*GIVEN INSTRUCTION*:
Scan the data beneath this task and copy each line that includes "Example".

*INPUT DATA*:
— BEGIN —

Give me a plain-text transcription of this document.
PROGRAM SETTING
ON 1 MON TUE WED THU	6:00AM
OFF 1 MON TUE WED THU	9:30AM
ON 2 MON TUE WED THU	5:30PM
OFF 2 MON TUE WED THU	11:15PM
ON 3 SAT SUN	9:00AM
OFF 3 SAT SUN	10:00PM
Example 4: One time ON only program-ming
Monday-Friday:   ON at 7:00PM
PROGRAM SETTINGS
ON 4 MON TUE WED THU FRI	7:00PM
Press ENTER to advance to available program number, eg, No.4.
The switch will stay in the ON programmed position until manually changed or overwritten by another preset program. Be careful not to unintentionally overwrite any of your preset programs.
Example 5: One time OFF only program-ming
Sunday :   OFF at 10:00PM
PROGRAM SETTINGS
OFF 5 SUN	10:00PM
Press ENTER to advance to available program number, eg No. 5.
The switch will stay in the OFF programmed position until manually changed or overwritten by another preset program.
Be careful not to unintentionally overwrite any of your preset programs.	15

— END —

*COMPLETED EXERCISE*:
Example 4: One time ON only program-ming
Example 5: One time OFF only program-ming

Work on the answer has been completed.